What to work on
Pull out every line of the listing below where "Реакція" appears.

____

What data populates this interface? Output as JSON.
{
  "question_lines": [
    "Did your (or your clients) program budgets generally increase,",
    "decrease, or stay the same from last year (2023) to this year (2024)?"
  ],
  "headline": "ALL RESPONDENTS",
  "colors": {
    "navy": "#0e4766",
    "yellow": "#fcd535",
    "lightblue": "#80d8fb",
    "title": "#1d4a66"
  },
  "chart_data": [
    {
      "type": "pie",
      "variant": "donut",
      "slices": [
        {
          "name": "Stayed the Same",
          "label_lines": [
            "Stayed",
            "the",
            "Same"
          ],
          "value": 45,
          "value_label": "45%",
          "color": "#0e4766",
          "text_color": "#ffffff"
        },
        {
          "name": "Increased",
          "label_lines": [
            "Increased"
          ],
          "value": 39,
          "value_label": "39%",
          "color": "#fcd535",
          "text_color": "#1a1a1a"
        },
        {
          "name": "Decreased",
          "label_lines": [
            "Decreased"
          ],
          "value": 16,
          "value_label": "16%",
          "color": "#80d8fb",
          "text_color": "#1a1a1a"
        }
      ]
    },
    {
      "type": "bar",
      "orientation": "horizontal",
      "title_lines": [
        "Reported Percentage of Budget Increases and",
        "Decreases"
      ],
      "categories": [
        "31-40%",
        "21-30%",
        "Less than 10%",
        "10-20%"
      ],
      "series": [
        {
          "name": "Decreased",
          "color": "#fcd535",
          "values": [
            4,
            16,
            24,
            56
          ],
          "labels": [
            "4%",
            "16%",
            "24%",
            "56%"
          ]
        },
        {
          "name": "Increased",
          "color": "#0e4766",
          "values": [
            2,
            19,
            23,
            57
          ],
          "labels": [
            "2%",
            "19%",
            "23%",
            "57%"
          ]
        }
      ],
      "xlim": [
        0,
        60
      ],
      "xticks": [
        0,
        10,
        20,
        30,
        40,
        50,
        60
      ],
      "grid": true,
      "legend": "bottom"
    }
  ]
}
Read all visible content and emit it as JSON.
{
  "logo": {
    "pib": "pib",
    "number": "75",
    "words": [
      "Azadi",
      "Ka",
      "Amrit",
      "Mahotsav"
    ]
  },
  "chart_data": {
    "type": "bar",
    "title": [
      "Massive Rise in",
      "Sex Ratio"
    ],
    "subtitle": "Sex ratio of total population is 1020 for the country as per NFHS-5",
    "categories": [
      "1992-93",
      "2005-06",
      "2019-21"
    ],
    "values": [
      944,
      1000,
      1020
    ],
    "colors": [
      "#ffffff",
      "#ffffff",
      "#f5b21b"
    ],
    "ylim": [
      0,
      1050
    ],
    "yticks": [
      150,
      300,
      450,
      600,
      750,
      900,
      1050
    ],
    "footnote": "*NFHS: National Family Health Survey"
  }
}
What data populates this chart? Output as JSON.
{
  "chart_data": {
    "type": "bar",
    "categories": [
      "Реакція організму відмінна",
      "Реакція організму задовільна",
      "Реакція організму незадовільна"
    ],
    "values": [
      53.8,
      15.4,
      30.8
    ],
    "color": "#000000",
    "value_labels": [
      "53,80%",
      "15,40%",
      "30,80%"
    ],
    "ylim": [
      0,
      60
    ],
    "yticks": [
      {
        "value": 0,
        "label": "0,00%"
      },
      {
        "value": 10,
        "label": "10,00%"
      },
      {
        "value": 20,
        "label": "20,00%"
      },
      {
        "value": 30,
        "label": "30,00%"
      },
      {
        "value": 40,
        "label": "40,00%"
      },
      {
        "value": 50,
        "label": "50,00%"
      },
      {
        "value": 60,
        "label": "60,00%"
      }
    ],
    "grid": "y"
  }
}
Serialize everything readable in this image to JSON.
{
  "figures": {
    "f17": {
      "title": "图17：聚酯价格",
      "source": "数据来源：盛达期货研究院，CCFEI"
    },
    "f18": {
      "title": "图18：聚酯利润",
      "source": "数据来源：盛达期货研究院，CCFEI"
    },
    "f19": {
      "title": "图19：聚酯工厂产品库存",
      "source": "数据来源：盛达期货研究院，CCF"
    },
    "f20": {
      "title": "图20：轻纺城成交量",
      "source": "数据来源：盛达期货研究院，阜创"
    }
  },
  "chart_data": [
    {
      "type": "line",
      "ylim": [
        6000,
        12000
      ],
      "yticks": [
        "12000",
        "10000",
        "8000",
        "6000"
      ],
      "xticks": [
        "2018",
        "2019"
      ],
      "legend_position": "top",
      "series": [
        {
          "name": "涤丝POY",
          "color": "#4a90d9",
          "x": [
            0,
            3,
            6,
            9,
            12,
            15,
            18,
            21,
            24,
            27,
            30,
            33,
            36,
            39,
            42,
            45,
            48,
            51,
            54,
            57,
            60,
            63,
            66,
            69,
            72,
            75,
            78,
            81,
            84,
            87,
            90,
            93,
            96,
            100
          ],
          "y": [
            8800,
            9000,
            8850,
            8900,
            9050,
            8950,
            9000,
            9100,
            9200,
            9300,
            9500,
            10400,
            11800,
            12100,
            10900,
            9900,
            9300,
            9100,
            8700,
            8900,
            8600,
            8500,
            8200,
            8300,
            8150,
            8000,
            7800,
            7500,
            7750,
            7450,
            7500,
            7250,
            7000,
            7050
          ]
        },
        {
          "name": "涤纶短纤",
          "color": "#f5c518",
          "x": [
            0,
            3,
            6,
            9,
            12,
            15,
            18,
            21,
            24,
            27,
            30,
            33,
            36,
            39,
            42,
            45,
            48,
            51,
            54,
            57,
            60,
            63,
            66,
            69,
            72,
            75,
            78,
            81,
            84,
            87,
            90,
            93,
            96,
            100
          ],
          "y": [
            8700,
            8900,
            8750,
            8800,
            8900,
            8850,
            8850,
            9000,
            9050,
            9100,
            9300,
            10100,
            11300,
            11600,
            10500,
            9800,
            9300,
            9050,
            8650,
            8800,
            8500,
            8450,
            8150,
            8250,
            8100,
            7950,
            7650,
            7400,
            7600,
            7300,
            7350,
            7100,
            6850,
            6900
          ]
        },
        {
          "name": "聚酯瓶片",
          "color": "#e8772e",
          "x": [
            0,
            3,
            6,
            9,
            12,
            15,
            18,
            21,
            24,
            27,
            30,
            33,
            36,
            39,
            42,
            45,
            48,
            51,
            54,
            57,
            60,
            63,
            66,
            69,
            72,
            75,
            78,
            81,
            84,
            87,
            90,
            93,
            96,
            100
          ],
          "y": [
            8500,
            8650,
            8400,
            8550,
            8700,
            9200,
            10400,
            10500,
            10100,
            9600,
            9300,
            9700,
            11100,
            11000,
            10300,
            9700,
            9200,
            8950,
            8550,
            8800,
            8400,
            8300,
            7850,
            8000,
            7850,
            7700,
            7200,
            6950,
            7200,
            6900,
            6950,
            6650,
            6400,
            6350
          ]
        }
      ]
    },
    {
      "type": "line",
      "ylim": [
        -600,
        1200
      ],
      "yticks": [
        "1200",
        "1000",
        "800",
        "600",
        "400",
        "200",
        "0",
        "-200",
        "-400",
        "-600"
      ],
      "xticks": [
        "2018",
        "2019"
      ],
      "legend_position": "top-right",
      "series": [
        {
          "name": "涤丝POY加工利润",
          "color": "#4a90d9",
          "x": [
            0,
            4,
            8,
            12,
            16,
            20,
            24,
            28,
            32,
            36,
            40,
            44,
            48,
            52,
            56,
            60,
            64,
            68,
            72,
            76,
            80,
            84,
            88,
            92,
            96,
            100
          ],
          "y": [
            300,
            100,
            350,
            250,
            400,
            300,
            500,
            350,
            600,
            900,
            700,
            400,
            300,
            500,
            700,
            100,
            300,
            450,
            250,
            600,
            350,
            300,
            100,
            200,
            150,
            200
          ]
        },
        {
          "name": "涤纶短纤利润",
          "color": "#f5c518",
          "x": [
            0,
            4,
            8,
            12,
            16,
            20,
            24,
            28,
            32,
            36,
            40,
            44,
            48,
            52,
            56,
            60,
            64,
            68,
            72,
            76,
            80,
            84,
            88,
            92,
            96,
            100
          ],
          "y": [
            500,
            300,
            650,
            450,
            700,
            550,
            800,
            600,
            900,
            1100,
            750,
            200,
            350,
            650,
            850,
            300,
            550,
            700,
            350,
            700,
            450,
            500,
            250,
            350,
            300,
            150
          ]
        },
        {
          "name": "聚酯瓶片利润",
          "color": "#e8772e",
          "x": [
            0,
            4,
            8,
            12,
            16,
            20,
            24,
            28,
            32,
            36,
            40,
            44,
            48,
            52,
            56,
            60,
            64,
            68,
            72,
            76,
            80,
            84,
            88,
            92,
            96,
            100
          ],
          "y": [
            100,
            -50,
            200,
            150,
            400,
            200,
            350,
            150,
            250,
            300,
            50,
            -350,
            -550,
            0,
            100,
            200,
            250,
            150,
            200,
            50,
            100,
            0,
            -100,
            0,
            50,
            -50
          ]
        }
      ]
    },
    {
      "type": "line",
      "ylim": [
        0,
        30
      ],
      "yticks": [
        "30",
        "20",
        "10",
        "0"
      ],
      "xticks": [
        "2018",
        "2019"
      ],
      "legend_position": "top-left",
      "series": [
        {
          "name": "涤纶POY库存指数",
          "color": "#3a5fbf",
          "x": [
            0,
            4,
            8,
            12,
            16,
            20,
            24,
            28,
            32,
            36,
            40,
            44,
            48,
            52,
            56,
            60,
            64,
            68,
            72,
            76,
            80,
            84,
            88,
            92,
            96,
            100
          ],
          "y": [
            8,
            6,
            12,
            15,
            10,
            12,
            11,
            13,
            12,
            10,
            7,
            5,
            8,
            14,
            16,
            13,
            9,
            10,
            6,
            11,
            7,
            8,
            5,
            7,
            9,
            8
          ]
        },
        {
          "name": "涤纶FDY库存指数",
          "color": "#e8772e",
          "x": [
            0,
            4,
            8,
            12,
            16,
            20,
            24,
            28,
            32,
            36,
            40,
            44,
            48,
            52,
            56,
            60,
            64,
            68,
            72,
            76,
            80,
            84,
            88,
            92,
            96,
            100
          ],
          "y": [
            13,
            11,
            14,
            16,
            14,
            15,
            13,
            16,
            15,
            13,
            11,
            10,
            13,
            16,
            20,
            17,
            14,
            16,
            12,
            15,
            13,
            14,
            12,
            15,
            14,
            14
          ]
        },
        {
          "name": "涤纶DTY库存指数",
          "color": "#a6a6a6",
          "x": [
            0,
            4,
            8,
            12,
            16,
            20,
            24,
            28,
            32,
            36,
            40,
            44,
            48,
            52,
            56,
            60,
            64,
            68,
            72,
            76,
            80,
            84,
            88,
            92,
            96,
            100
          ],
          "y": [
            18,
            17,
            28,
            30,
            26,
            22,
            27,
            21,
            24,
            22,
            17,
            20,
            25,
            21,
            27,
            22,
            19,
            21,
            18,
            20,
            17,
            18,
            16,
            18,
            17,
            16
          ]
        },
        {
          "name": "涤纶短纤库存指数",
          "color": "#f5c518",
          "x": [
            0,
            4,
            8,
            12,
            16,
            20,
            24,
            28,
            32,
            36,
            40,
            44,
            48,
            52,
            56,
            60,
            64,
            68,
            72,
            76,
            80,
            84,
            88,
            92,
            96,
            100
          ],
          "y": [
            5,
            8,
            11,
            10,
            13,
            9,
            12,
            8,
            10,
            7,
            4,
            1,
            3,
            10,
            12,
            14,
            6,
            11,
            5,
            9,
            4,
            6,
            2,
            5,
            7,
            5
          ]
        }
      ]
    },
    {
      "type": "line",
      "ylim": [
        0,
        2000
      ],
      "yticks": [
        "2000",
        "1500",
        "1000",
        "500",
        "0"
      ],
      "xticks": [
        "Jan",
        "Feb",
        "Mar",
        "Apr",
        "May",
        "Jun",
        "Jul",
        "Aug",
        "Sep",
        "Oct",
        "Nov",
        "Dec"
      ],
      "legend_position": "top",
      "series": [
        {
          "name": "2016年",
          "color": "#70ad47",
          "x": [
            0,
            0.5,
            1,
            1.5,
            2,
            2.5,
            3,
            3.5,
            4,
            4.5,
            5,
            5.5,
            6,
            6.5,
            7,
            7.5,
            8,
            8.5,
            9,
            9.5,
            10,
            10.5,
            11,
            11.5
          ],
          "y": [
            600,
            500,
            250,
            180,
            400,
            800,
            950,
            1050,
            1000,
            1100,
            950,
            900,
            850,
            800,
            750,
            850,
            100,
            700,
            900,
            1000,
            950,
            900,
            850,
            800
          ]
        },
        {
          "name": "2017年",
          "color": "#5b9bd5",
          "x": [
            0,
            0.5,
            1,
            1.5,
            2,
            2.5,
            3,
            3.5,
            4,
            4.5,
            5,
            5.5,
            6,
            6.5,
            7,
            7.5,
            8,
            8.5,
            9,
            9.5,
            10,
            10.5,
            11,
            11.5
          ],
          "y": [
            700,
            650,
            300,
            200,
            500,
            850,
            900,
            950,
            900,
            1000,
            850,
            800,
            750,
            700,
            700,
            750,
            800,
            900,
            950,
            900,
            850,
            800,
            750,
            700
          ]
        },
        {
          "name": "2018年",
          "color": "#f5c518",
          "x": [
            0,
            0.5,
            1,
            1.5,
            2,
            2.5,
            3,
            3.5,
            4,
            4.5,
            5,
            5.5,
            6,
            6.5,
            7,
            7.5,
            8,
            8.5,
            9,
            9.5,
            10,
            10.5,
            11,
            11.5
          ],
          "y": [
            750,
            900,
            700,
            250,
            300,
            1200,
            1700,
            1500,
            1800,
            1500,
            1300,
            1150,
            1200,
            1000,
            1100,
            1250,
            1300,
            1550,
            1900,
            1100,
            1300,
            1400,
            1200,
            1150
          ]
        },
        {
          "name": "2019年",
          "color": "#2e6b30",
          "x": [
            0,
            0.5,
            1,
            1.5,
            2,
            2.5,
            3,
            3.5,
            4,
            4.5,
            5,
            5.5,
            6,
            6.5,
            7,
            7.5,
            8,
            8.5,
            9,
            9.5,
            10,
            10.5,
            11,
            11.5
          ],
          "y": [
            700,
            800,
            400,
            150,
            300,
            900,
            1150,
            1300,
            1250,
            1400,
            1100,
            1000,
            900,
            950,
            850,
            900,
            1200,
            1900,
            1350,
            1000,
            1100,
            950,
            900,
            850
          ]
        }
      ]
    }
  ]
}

____

Solution
      "Реакція організму відмінна",
      "Реакція організму задовільна",
      "Реакція організму незадовільна"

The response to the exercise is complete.